## start

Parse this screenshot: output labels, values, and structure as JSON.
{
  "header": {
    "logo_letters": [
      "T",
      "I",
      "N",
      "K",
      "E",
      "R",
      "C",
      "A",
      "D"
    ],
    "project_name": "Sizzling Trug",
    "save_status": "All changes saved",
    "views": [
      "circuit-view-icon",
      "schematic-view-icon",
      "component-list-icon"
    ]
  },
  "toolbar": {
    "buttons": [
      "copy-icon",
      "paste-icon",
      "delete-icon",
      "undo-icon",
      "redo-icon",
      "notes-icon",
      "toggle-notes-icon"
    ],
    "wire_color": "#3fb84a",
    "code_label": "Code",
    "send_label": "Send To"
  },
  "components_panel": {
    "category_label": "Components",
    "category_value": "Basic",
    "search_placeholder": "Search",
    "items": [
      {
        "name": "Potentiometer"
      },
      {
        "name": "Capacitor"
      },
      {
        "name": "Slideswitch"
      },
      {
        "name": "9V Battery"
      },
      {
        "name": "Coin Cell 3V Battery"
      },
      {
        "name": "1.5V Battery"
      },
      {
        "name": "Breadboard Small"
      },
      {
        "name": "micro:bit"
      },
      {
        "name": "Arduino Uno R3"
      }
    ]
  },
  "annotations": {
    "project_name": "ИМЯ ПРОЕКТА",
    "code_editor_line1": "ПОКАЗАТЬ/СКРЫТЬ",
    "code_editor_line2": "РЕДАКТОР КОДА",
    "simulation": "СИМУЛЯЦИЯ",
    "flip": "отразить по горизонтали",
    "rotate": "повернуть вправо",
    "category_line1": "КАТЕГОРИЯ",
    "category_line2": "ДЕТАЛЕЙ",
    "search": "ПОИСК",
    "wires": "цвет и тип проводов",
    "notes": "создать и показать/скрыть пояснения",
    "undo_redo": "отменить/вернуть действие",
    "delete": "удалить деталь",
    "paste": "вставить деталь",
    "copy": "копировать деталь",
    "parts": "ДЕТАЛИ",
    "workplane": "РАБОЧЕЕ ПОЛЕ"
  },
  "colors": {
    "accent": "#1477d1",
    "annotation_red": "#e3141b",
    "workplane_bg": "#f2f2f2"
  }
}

## end

▶ Your goal:
Type out the whole listing above again, exactly as it stands.

▶ Solution to this problem:
Parse this screenshot: output labels, values, and structure as JSON.
{
  "header": {
    "logo_letters": [
      "T",
      "I",
      "N",
      "K",
      "E",
      "R",
      "C",
      "A",
      "D"
    ],
    "project_name": "Sizzling Trug",
    "save_status": "All changes saved",
    "views": [
      "circuit-view-icon",
      "schematic-view-icon",
      "component-list-icon"
    ]
  },
  "toolbar": {
    "buttons": [
      "copy-icon",
      "paste-icon",
      "delete-icon",
      "undo-icon",
      "redo-icon",
      "notes-icon",
      "toggle-notes-icon"
    ],
    "wire_color": "#3fb84a",
    "code_label": "Code",
    "send_label": "Send To"
  },
  "components_panel": {
    "category_label": "Components",
    "category_value": "Basic",
    "search_placeholder": "Search",
    "items": [
      {
        "name": "Potentiometer"
      },
      {
        "name": "Capacitor"
      },
      {
        "name": "Slideswitch"
      },
      {
        "name": "9V Battery"
      },
      {
        "name": "Coin Cell 3V Battery"
      },
      {
        "name": "1.5V Battery"
      },
      {
        "name": "Breadboard Small"
      },
      {
        "name": "micro:bit"
      },
      {
        "name": "Arduino Uno R3"
      }
    ]
  },
  "annotations": {
    "project_name": "ИМЯ ПРОЕКТА",
    "code_editor_line1": "ПОКАЗАТЬ/СКРЫТЬ",
    "code_editor_line2": "РЕДАКТОР КОДА",
    "simulation": "СИМУЛЯЦИЯ",
    "flip": "отразить по горизонтали",
    "rotate": "повернуть вправо",
    "category_line1": "КАТЕГОРИЯ",
    "category_line2": "ДЕТАЛЕЙ",
    "search": "ПОИСК",
    "wires": "цвет и тип проводов",
    "notes": "создать и показать/скрыть пояснения",
    "undo_redo": "отменить/вернуть действие",
    "delete": "удалить деталь",
    "paste": "вставить деталь",
    "copy": "копировать деталь",
    "parts": "ДЕТАЛИ",
    "workplane": "РАБОЧЕЕ ПОЛЕ"
  },
  "colors": {
    "accent": "#1477d1",
    "annotation_red": "#e3141b",
    "workplane_bg": "#f2f2f2"
  }
}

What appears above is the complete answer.